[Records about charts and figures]
>> START

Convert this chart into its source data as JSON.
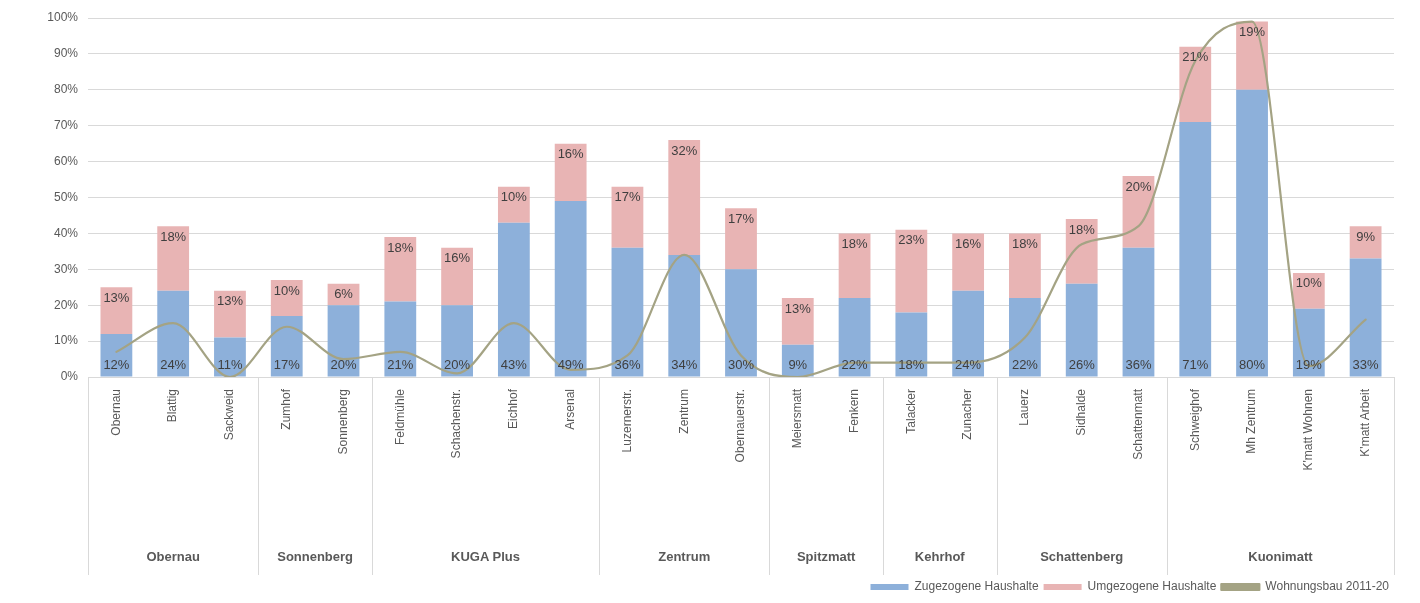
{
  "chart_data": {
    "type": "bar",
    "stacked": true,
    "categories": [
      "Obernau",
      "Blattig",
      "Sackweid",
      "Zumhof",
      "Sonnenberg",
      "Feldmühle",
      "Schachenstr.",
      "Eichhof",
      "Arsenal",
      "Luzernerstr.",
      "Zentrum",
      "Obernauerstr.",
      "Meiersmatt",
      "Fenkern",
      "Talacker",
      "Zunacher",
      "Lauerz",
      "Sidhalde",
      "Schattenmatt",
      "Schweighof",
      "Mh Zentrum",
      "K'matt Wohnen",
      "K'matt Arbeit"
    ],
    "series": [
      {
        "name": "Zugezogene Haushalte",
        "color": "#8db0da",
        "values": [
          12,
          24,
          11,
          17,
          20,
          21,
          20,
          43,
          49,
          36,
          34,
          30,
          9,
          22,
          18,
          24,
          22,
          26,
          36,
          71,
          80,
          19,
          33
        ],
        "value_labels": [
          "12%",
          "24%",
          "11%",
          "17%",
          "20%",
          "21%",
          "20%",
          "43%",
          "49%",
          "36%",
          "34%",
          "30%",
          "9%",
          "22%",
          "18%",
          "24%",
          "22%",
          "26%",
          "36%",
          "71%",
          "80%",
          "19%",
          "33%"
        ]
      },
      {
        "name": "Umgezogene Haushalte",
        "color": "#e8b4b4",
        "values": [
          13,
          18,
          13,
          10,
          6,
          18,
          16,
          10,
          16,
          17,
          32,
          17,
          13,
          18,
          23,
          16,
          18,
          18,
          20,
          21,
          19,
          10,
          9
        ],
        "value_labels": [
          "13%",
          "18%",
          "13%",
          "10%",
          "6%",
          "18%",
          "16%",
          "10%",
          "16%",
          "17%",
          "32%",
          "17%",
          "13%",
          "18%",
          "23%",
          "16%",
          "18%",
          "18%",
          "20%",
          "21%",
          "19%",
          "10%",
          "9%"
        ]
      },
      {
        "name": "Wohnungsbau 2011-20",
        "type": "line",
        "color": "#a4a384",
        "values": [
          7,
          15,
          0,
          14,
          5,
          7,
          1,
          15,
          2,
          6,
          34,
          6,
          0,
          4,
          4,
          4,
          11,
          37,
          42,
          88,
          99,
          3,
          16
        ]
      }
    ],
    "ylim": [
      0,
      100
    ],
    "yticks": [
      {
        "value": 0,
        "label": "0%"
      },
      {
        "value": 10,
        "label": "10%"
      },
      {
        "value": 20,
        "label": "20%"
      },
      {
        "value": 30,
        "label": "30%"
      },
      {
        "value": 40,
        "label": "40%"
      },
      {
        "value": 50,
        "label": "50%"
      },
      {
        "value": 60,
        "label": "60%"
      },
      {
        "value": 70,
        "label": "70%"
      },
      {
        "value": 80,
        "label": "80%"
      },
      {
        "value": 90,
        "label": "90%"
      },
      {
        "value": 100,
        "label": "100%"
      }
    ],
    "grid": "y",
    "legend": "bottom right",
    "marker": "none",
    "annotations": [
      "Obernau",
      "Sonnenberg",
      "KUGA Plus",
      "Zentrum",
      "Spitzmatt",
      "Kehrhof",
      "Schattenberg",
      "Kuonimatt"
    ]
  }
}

>> END
>> START

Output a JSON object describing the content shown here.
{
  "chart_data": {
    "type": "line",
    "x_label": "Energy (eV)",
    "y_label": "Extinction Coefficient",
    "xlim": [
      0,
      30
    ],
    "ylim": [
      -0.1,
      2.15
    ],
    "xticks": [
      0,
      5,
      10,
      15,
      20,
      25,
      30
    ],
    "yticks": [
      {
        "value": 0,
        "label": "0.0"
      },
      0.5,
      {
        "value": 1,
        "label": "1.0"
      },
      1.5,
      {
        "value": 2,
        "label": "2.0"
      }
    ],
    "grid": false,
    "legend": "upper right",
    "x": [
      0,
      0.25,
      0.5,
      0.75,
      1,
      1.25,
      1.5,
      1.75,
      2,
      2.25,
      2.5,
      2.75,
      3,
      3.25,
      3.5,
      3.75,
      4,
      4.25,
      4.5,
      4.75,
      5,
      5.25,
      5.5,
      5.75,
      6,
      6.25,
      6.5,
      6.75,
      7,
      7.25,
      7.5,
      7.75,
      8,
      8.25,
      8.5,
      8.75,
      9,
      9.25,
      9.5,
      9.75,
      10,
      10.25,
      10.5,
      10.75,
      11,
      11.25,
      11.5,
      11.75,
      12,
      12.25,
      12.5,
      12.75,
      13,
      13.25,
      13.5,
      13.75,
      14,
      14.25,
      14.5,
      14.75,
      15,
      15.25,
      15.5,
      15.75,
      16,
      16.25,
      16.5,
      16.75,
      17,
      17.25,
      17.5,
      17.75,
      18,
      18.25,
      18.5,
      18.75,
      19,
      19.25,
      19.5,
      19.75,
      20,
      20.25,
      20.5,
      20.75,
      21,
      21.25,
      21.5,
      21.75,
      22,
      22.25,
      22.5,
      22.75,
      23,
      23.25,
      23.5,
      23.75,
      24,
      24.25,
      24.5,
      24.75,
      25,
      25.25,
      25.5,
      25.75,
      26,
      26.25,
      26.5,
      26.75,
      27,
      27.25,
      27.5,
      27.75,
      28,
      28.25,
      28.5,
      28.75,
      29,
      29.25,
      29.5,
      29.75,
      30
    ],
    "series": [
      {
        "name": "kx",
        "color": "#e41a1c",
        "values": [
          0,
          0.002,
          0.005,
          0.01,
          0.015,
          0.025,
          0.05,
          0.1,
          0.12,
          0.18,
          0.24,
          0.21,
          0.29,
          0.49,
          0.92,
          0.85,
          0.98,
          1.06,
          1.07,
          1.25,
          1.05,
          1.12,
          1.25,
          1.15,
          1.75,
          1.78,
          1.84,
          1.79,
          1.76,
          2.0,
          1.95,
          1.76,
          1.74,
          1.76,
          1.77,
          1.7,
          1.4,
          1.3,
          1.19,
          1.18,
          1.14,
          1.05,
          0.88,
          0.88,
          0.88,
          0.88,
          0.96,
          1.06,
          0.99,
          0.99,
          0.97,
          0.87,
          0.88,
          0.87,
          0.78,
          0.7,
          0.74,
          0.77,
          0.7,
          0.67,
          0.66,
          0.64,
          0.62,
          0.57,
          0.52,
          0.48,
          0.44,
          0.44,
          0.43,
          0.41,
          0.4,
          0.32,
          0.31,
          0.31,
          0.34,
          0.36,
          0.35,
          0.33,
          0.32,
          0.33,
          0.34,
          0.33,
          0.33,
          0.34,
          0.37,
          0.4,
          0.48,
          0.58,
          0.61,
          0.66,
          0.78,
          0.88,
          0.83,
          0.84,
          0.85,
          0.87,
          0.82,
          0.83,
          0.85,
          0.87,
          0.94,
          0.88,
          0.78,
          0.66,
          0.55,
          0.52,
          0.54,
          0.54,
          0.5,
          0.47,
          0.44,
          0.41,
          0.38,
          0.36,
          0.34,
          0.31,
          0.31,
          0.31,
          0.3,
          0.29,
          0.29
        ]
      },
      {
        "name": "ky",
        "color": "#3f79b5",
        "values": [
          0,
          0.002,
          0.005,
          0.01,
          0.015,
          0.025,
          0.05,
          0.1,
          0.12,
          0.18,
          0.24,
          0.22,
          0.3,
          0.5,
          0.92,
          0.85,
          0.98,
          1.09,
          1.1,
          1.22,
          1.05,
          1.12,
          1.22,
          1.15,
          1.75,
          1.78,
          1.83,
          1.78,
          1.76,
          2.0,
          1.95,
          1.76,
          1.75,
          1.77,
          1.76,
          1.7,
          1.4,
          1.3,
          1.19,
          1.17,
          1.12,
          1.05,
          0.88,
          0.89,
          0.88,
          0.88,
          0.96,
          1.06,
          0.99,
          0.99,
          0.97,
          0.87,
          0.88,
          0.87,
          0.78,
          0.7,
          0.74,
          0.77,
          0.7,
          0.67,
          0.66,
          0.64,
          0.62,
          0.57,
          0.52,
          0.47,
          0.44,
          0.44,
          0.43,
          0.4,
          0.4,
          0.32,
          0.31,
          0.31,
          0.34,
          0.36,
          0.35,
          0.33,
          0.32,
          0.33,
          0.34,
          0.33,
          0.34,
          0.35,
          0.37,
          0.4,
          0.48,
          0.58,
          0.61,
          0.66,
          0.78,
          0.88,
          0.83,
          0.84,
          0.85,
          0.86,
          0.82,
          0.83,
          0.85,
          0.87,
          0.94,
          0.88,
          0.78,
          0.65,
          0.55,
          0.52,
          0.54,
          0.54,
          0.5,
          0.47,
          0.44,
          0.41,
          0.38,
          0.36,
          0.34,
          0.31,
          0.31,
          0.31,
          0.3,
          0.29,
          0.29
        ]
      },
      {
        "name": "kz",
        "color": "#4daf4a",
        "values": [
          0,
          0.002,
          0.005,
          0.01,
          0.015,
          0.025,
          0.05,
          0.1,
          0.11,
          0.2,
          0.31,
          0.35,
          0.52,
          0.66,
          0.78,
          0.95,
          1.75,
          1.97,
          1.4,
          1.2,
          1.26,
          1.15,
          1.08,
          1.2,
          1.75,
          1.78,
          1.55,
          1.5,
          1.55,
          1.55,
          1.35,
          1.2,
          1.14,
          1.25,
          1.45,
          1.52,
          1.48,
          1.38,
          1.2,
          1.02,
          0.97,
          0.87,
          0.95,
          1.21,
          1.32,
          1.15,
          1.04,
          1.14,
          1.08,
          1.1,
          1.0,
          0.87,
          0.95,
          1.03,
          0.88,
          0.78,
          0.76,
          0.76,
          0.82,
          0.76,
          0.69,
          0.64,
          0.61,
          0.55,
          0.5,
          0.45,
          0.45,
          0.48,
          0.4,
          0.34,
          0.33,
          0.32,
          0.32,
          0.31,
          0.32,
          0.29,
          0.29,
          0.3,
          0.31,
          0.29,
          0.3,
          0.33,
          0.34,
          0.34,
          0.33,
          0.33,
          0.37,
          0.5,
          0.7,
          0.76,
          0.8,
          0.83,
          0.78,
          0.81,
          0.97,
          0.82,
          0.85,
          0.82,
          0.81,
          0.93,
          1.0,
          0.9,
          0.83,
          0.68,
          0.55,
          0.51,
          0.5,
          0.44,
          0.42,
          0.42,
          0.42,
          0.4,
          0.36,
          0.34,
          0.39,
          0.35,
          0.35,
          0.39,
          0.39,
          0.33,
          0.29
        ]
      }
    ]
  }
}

>> END

§ Goal of the exercise: Looking at the listing above, count the lines that contain "color" and give nothing but the number.

§ The output: 6